PROBLEM STATEMENT >> Your answer should be one number: how many lines of the records hold the string "ylabel".

___ GIVEN DATA ___

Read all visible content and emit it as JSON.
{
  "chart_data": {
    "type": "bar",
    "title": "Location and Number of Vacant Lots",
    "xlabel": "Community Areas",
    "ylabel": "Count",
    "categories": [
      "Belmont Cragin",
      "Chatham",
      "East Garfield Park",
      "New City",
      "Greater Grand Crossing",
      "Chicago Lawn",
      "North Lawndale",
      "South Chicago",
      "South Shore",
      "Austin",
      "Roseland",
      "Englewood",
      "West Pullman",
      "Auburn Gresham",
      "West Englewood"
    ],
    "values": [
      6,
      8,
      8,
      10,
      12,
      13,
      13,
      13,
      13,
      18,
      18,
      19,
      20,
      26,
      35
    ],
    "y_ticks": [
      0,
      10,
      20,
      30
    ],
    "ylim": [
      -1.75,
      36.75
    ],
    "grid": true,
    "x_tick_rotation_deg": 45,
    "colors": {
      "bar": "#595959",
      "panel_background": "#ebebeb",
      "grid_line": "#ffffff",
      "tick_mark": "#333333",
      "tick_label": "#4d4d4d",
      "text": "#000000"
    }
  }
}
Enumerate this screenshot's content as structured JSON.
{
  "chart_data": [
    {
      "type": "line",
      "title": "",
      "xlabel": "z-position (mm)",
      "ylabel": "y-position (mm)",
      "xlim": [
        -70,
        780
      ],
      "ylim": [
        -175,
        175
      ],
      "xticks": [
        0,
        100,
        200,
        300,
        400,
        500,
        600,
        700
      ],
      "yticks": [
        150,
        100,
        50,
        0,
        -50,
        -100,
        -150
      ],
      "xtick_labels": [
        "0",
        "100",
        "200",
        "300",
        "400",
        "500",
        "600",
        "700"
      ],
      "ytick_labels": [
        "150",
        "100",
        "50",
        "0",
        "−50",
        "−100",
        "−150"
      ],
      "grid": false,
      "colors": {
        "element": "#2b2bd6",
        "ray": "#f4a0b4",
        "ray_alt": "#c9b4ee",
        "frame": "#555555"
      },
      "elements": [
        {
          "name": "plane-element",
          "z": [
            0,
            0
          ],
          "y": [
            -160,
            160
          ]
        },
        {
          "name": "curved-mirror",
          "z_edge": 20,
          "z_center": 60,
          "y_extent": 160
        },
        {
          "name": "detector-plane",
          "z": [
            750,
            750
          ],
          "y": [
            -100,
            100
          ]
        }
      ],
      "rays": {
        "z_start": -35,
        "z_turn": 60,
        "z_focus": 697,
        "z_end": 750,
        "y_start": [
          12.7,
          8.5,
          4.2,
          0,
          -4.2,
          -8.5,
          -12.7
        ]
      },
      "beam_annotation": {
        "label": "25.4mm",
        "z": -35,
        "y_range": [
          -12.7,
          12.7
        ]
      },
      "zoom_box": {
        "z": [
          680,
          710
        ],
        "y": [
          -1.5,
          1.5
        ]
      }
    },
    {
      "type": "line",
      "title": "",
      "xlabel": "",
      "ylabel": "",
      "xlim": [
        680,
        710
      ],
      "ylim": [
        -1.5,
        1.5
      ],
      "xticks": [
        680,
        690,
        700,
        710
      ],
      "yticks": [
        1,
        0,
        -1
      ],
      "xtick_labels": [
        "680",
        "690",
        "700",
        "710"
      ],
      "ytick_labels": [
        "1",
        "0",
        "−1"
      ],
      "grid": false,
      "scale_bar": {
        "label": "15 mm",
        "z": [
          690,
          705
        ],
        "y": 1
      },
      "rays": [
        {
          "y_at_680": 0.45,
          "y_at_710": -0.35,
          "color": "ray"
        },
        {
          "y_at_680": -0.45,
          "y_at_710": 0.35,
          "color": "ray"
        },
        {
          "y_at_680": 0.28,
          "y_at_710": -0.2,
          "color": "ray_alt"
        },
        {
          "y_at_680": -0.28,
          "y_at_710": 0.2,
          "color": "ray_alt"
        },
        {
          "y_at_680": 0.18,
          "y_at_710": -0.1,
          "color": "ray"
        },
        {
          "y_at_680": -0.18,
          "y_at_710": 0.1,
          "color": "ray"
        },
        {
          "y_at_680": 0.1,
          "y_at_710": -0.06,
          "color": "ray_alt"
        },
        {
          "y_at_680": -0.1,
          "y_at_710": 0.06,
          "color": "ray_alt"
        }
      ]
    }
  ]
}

___

COMPLETE OUTPUT >> 3